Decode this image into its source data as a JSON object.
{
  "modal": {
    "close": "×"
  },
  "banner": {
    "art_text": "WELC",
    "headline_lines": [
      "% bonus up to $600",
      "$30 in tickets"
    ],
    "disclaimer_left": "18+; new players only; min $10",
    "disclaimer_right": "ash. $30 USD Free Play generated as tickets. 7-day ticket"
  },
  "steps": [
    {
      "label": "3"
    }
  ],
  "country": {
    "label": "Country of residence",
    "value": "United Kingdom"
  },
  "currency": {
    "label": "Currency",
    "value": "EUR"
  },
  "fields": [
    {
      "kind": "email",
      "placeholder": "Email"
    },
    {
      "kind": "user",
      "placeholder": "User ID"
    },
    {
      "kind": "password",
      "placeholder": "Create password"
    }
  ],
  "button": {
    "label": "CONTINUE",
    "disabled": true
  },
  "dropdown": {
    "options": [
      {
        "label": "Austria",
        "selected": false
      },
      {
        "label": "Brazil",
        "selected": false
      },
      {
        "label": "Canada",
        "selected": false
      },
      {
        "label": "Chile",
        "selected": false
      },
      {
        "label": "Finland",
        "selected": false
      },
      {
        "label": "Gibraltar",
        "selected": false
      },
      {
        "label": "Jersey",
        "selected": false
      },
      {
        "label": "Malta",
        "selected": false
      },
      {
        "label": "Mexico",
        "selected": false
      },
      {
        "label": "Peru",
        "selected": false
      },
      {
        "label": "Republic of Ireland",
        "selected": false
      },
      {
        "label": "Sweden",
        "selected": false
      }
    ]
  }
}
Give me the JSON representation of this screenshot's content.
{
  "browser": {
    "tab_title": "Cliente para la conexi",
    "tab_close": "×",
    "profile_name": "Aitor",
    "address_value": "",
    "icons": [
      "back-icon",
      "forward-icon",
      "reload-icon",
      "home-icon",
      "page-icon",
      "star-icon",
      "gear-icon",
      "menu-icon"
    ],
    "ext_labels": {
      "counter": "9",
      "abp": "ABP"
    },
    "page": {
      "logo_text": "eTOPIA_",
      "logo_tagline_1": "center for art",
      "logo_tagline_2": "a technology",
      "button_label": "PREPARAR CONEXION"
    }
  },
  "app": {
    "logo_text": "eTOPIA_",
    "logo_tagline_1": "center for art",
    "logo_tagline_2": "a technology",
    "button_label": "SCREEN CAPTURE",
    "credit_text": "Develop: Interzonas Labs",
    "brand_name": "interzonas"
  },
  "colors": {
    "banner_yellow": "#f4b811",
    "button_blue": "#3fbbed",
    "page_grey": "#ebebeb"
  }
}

Task statement »
Output the full listing exactly as it stands.

Solved exercise »
Decode this image into its source data as a JSON object.
{
  "modal": {
    "close": "×"
  },
  "banner": {
    "art_text": "WELC",
    "headline_lines": [
      "% bonus up to $600",
      "$30 in tickets"
    ],
    "disclaimer_left": "18+; new players only; min $10",
    "disclaimer_right": "ash. $30 USD Free Play generated as tickets. 7-day ticket"
  },
  "steps": [
    {
      "label": "3"
    }
  ],
  "country": {
    "label": "Country of residence",
    "value": "United Kingdom"
  },
  "currency": {
    "label": "Currency",
    "value": "EUR"
  },
  "fields": [
    {
      "kind": "email",
      "placeholder": "Email"
    },
    {
      "kind": "user",
      "placeholder": "User ID"
    },
    {
      "kind": "password",
      "placeholder": "Create password"
    }
  ],
  "button": {
    "label": "CONTINUE",
    "disabled": true
  },
  "dropdown": {
    "options": [
      {
        "label": "Austria",
        "selected": false
      },
      {
        "label": "Brazil",
        "selected": false
      },
      {
        "label": "Canada",
        "selected": false
      },
      {
        "label": "Chile",
        "selected": false
      },
      {
        "label": "Finland",
        "selected": false
      },
      {
        "label": "Gibraltar",
        "selected": false
      },
      {
        "label": "Jersey",
        "selected": false
      },
      {
        "label": "Malta",
        "selected": false
      },
      {
        "label": "Mexico",
        "selected": false
      },
      {
        "label": "Peru",
        "selected": false
      },
      {
        "label": "Republic of Ireland",
        "selected": false
      },
      {
        "label": "Sweden",
        "selected": false
      }
    ]
  }
}
Give me the JSON representation of this screenshot's content.
{
  "browser": {
    "tab_title": "Cliente para la conexi",
    "tab_close": "×",
    "profile_name": "Aitor",
    "address_value": "",
    "icons": [
      "back-icon",
      "forward-icon",
      "reload-icon",
      "home-icon",
      "page-icon",
      "star-icon",
      "gear-icon",
      "menu-icon"
    ],
    "ext_labels": {
      "counter": "9",
      "abp": "ABP"
    },
    "page": {
      "logo_text": "eTOPIA_",
      "logo_tagline_1": "center for art",
      "logo_tagline_2": "a technology",
      "button_label": "PREPARAR CONEXION"
    }
  },
  "app": {
    "logo_text": "eTOPIA_",
    "logo_tagline_1": "center for art",
    "logo_tagline_2": "a technology",
    "button_label": "SCREEN CAPTURE",
    "credit_text": "Develop: Interzonas Labs",
    "brand_name": "interzonas"
  },
  "colors": {
    "banner_yellow": "#f4b811",
    "button_blue": "#3fbbed",
    "page_grey": "#ebebeb"
  }
}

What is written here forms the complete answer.